• Provided data:
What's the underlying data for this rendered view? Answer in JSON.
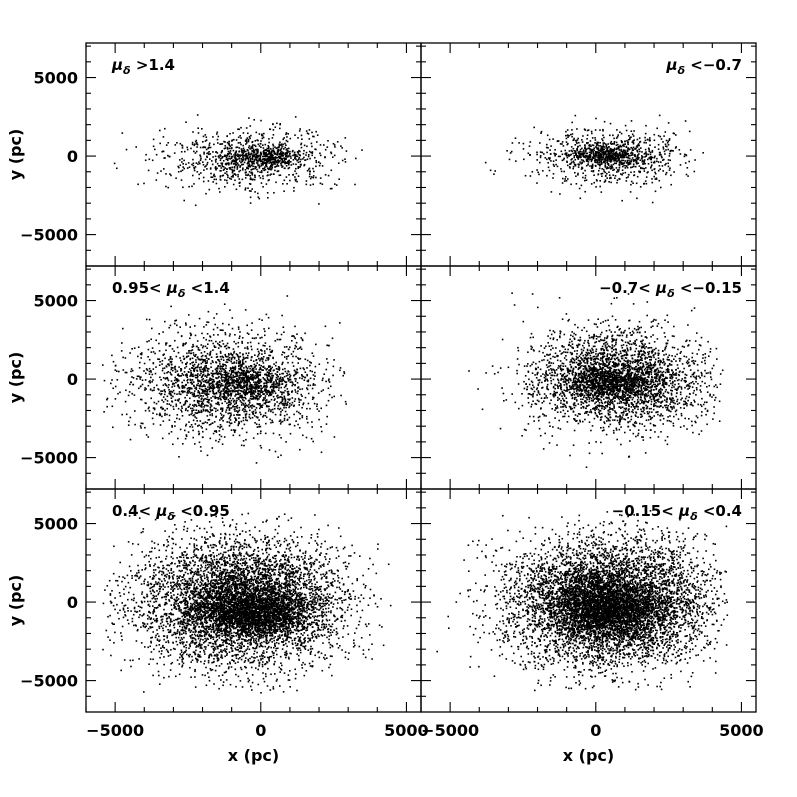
{
  "chart_data": {
    "type": "scatter",
    "layout": "3 rows x 2 columns, shared axes",
    "xlabel": "x (pc)",
    "ylabel": "y (pc)",
    "xlim": [
      -6000,
      5500
    ],
    "ylim": [
      -7000,
      7200
    ],
    "xticks": [
      -5000,
      0,
      5000
    ],
    "xtick_labels": [
      "−5000",
      "0",
      "5000"
    ],
    "yticks": [
      -5000,
      0,
      5000
    ],
    "ytick_labels": [
      "−5000",
      "0",
      "5000"
    ],
    "marker_color": "#000000",
    "grid": false,
    "panels": [
      {
        "id": "top-left",
        "label": {
          "pre": "",
          "sym": "μ",
          "sub": "δ",
          "post": " >1.4"
        },
        "label_text": "μδ >1.4",
        "n_points": 1200,
        "cluster": {
          "cx": -300,
          "cy": -100,
          "sx": 1500,
          "sy": 1000
        },
        "core": {
          "cx": 200,
          "cy": 0,
          "sx": 600,
          "sy": 350,
          "fraction": 0.25
        },
        "x_range": [
          -5600,
          3500
        ],
        "y_range": [
          -4800,
          5400
        ]
      },
      {
        "id": "top-right",
        "label": {
          "pre": "",
          "sym": "μ",
          "sub": "δ",
          "post": " <−0.7"
        },
        "label_text": "μδ <−0.7",
        "n_points": 1200,
        "cluster": {
          "cx": 500,
          "cy": 0,
          "sx": 1300,
          "sy": 900
        },
        "core": {
          "cx": 300,
          "cy": 100,
          "sx": 600,
          "sy": 300,
          "fraction": 0.3
        },
        "x_range": [
          -4200,
          3800
        ],
        "y_range": [
          -4800,
          5000
        ]
      },
      {
        "id": "middle-left",
        "label": {
          "pre": "0.95< ",
          "sym": "μ",
          "sub": "δ",
          "post": " <1.4"
        },
        "label_text": "0.95< μδ <1.4",
        "n_points": 2600,
        "cluster": {
          "cx": -1200,
          "cy": -200,
          "sx": 1700,
          "sy": 1700
        },
        "core": {
          "cx": -600,
          "cy": -300,
          "sx": 900,
          "sy": 600,
          "fraction": 0.2
        },
        "x_range": [
          -5500,
          3000
        ],
        "y_range": [
          -5400,
          5800
        ]
      },
      {
        "id": "middle-right",
        "label": {
          "pre": "−0.7< ",
          "sym": "μ",
          "sub": "δ",
          "post": " <−0.15"
        },
        "label_text": "−0.7< μδ <−0.15",
        "n_points": 3400,
        "cluster": {
          "cx": 700,
          "cy": 0,
          "sx": 1500,
          "sy": 1600
        },
        "core": {
          "cx": 400,
          "cy": -200,
          "sx": 900,
          "sy": 500,
          "fraction": 0.2
        },
        "x_range": [
          -4500,
          4400
        ],
        "y_range": [
          -6200,
          5800
        ]
      },
      {
        "id": "bottom-left",
        "label": {
          "pre": "0.4< ",
          "sym": "μ",
          "sub": "δ",
          "post": " <0.95"
        },
        "label_text": "0.4< μδ <0.95",
        "n_points": 7000,
        "cluster": {
          "cx": -700,
          "cy": 0,
          "sx": 1700,
          "sy": 2000
        },
        "core": {
          "cx": -200,
          "cy": -600,
          "sx": 900,
          "sy": 700,
          "fraction": 0.2
        },
        "x_range": [
          -5500,
          4500
        ],
        "y_range": [
          -5800,
          6000
        ]
      },
      {
        "id": "bottom-right",
        "label": {
          "pre": "−0.15< ",
          "sym": "μ",
          "sub": "δ",
          "post": " <0.4"
        },
        "label_text": "−0.15< μδ <0.4",
        "n_points": 7600,
        "cluster": {
          "cx": 400,
          "cy": 0,
          "sx": 1700,
          "sy": 2000
        },
        "core": {
          "cx": 400,
          "cy": -500,
          "sx": 1000,
          "sy": 800,
          "fraction": 0.2
        },
        "x_range": [
          -5500,
          4500
        ],
        "y_range": [
          -5800,
          6000
        ]
      }
    ]
  }
}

• Directions for this task: All of the lines above should be printed exactly, minus the pictures.

• Answer:
What's the underlying data for this rendered view? Answer in JSON.
{
  "chart_data": {
    "type": "scatter",
    "layout": "3 rows x 2 columns, shared axes",
    "xlabel": "x (pc)",
    "ylabel": "y (pc)",
    "xlim": [
      -6000,
      5500
    ],
    "ylim": [
      -7000,
      7200
    ],
    "xticks": [
      -5000,
      0,
      5000
    ],
    "xtick_labels": [
      "−5000",
      "0",
      "5000"
    ],
    "yticks": [
      -5000,
      0,
      5000
    ],
    "ytick_labels": [
      "−5000",
      "0",
      "5000"
    ],
    "marker_color": "#000000",
    "grid": false,
    "panels": [
      {
        "id": "top-left",
        "label": {
          "pre": "",
          "sym": "μ",
          "sub": "δ",
          "post": " >1.4"
        },
        "label_text": "μδ >1.4",
        "n_points": 1200,
        "cluster": {
          "cx": -300,
          "cy": -100,
          "sx": 1500,
          "sy": 1000
        },
        "core": {
          "cx": 200,
          "cy": 0,
          "sx": 600,
          "sy": 350,
          "fraction": 0.25
        },
        "x_range": [
          -5600,
          3500
        ],
        "y_range": [
          -4800,
          5400
        ]
      },
      {
        "id": "top-right",
        "label": {
          "pre": "",
          "sym": "μ",
          "sub": "δ",
          "post": " <−0.7"
        },
        "label_text": "μδ <−0.7",
        "n_points": 1200,
        "cluster": {
          "cx": 500,
          "cy": 0,
          "sx": 1300,
          "sy": 900
        },
        "core": {
          "cx": 300,
          "cy": 100,
          "sx": 600,
          "sy": 300,
          "fraction": 0.3
        },
        "x_range": [
          -4200,
          3800
        ],
        "y_range": [
          -4800,
          5000
        ]
      },
      {
        "id": "middle-left",
        "label": {
          "pre": "0.95< ",
          "sym": "μ",
          "sub": "δ",
          "post": " <1.4"
        },
        "label_text": "0.95< μδ <1.4",
        "n_points": 2600,
        "cluster": {
          "cx": -1200,
          "cy": -200,
          "sx": 1700,
          "sy": 1700
        },
        "core": {
          "cx": -600,
          "cy": -300,
          "sx": 900,
          "sy": 600,
          "fraction": 0.2
        },
        "x_range": [
          -5500,
          3000
        ],
        "y_range": [
          -5400,
          5800
        ]
      },
      {
        "id": "middle-right",
        "label": {
          "pre": "−0.7< ",
          "sym": "μ",
          "sub": "δ",
          "post": " <−0.15"
        },
        "label_text": "−0.7< μδ <−0.15",
        "n_points": 3400,
        "cluster": {
          "cx": 700,
          "cy": 0,
          "sx": 1500,
          "sy": 1600
        },
        "core": {
          "cx": 400,
          "cy": -200,
          "sx": 900,
          "sy": 500,
          "fraction": 0.2
        },
        "x_range": [
          -4500,
          4400
        ],
        "y_range": [
          -6200,
          5800
        ]
      },
      {
        "id": "bottom-left",
        "label": {
          "pre": "0.4< ",
          "sym": "μ",
          "sub": "δ",
          "post": " <0.95"
        },
        "label_text": "0.4< μδ <0.95",
        "n_points": 7000,
        "cluster": {
          "cx": -700,
          "cy": 0,
          "sx": 1700,
          "sy": 2000
        },
        "core": {
          "cx": -200,
          "cy": -600,
          "sx": 900,
          "sy": 700,
          "fraction": 0.2
        },
        "x_range": [
          -5500,
          4500
        ],
        "y_range": [
          -5800,
          6000
        ]
      },
      {
        "id": "bottom-right",
        "label": {
          "pre": "−0.15< ",
          "sym": "μ",
          "sub": "δ",
          "post": " <0.4"
        },
        "label_text": "−0.15< μδ <0.4",
        "n_points": 7600,
        "cluster": {
          "cx": 400,
          "cy": 0,
          "sx": 1700,
          "sy": 2000
        },
        "core": {
          "cx": 400,
          "cy": -500,
          "sx": 1000,
          "sy": 800,
          "fraction": 0.2
        },
        "x_range": [
          -5500,
          4500
        ],
        "y_range": [
          -5800,
          6000
        ]
      }
    ]
  }
}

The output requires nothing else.